WHAT IS REQUIRED: Every entry must be copied word for word.

[start INPUT ROWS]

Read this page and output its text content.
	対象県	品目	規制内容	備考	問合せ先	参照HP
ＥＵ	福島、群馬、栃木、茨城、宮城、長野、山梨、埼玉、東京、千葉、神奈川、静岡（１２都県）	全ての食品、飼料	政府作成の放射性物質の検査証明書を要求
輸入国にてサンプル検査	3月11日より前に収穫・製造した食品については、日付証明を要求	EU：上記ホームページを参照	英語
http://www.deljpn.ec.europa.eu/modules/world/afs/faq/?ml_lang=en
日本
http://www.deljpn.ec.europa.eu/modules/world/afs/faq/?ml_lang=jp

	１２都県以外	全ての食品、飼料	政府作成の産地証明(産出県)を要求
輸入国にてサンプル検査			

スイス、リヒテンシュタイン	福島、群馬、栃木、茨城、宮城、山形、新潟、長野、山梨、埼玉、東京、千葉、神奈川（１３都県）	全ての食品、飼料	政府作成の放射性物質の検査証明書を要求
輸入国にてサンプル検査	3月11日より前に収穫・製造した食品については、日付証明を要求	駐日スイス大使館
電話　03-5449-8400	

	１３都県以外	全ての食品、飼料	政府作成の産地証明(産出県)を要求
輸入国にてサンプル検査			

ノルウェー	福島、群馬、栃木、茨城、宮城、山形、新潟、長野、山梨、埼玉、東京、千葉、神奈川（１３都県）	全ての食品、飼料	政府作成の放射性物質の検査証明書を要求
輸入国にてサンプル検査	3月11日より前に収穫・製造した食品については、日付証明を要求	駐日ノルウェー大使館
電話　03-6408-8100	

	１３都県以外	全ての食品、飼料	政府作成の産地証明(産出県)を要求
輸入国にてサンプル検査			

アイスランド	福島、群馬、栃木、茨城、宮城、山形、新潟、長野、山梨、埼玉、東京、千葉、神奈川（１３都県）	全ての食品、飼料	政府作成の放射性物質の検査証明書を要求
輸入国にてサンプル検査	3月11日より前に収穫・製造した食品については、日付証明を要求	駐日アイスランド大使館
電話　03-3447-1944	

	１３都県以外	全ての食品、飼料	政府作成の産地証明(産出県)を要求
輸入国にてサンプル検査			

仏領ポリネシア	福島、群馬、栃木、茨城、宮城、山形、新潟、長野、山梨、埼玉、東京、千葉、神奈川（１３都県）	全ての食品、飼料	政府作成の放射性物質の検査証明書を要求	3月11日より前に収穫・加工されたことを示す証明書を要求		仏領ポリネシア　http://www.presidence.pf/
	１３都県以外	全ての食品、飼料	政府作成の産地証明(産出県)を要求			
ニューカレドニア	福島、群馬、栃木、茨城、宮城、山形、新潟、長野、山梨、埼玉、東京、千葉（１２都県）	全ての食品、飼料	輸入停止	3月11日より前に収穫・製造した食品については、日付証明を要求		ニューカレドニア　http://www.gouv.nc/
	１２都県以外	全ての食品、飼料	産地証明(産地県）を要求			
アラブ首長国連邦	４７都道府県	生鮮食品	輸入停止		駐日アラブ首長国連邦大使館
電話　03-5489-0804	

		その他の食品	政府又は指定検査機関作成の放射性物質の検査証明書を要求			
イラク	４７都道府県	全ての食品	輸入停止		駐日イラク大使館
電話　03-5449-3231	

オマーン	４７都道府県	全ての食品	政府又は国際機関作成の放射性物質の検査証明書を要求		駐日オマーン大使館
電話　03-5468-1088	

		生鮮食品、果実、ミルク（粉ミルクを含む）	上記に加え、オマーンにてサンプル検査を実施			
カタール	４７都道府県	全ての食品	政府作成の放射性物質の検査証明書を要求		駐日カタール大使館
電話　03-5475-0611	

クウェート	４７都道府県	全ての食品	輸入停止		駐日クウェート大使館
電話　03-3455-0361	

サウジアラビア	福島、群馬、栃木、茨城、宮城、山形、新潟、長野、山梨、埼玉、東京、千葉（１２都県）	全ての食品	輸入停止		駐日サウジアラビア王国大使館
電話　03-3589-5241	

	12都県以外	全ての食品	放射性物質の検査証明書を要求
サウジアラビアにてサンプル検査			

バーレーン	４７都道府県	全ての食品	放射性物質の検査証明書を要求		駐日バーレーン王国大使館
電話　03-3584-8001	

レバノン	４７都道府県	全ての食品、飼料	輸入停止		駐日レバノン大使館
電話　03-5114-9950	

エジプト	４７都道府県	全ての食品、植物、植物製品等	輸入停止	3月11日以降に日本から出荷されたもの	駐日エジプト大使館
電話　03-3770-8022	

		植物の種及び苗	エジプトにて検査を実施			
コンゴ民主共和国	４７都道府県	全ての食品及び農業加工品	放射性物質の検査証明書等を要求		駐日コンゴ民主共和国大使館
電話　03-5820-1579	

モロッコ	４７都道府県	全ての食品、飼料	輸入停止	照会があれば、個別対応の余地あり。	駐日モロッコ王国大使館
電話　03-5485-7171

[end INPUT ROWS]

ANSWER TO THIS TASK:
Read this page and output its text content.
	対象県	品目	規制内容	備考	問合せ先	参照HP
ＥＵ	福島、群馬、栃木、茨城、宮城、長野、山梨、埼玉、東京、千葉、神奈川、静岡（１２都県）	全ての食品、飼料	政府作成の放射性物質の検査証明書を要求
輸入国にてサンプル検査	3月11日より前に収穫・製造した食品については、日付証明を要求	EU：上記ホームページを参照	英語
http://www.deljpn.ec.europa.eu/modules/world/afs/faq/?ml_lang=en
日本
http://www.deljpn.ec.europa.eu/modules/world/afs/faq/?ml_lang=jp

	１２都県以外	全ての食品、飼料	政府作成の産地証明(産出県)を要求
輸入国にてサンプル検査			

スイス、リヒテンシュタイン	福島、群馬、栃木、茨城、宮城、山形、新潟、長野、山梨、埼玉、東京、千葉、神奈川（１３都県）	全ての食品、飼料	政府作成の放射性物質の検査証明書を要求
輸入国にてサンプル検査	3月11日より前に収穫・製造した食品については、日付証明を要求	駐日スイス大使館
電話　03-5449-8400	

	１３都県以外	全ての食品、飼料	政府作成の産地証明(産出県)を要求
輸入国にてサンプル検査			

ノルウェー	福島、群馬、栃木、茨城、宮城、山形、新潟、長野、山梨、埼玉、東京、千葉、神奈川（１３都県）	全ての食品、飼料	政府作成の放射性物質の検査証明書を要求
輸入国にてサンプル検査	3月11日より前に収穫・製造した食品については、日付証明を要求	駐日ノルウェー大使館
電話　03-6408-8100	

	１３都県以外	全ての食品、飼料	政府作成の産地証明(産出県)を要求
輸入国にてサンプル検査			

アイスランド	福島、群馬、栃木、茨城、宮城、山形、新潟、長野、山梨、埼玉、東京、千葉、神奈川（１３都県）	全ての食品、飼料	政府作成の放射性物質の検査証明書を要求
輸入国にてサンプル検査	3月11日より前に収穫・製造した食品については、日付証明を要求	駐日アイスランド大使館
電話　03-3447-1944	

	１３都県以外	全ての食品、飼料	政府作成の産地証明(産出県)を要求
輸入国にてサンプル検査			

仏領ポリネシア	福島、群馬、栃木、茨城、宮城、山形、新潟、長野、山梨、埼玉、東京、千葉、神奈川（１３都県）	全ての食品、飼料	政府作成の放射性物質の検査証明書を要求	3月11日より前に収穫・加工されたことを示す証明書を要求		仏領ポリネシア　http://www.presidence.pf/
	１３都県以外	全ての食品、飼料	政府作成の産地証明(産出県)を要求			
ニューカレドニア	福島、群馬、栃木、茨城、宮城、山形、新潟、長野、山梨、埼玉、東京、千葉（１２都県）	全ての食品、飼料	輸入停止	3月11日より前に収穫・製造した食品については、日付証明を要求		ニューカレドニア　http://www.gouv.nc/
	１２都県以外	全ての食品、飼料	産地証明(産地県）を要求			
アラブ首長国連邦	４７都道府県	生鮮食品	輸入停止		駐日アラブ首長国連邦大使館
電話　03-5489-0804	

		その他の食品	政府又は指定検査機関作成の放射性物質の検査証明書を要求			
イラク	４７都道府県	全ての食品	輸入停止		駐日イラク大使館
電話　03-5449-3231	

オマーン	４７都道府県	全ての食品	政府又は国際機関作成の放射性物質の検査証明書を要求		駐日オマーン大使館
電話　03-5468-1088	

		生鮮食品、果実、ミルク（粉ミルクを含む）	上記に加え、オマーンにてサンプル検査を実施			
カタール	４７都道府県	全ての食品	政府作成の放射性物質の検査証明書を要求		駐日カタール大使館
電話　03-5475-0611	

クウェート	４７都道府県	全ての食品	輸入停止		駐日クウェート大使館
電話　03-3455-0361	

サウジアラビア	福島、群馬、栃木、茨城、宮城、山形、新潟、長野、山梨、埼玉、東京、千葉（１２都県）	全ての食品	輸入停止		駐日サウジアラビア王国大使館
電話　03-3589-5241	

	12都県以外	全ての食品	放射性物質の検査証明書を要求
サウジアラビアにてサンプル検査			

バーレーン	４７都道府県	全ての食品	放射性物質の検査証明書を要求		駐日バーレーン王国大使館
電話　03-3584-8001	

レバノン	４７都道府県	全ての食品、飼料	輸入停止		駐日レバノン大使館
電話　03-5114-9950	

エジプト	４７都道府県	全ての食品、植物、植物製品等	輸入停止	3月11日以降に日本から出荷されたもの	駐日エジプト大使館
電話　03-3770-8022	

		植物の種及び苗	エジプトにて検査を実施			
コンゴ民主共和国	４７都道府県	全ての食品及び農業加工品	放射性物質の検査証明書等を要求		駐日コンゴ民主共和国大使館
電話　03-5820-1579	

モロッコ	４７都道府県	全ての食品、飼料	輸入停止	照会があれば、個別対応の余地あり。	駐日モロッコ王国大使館
電話　03-5485-7171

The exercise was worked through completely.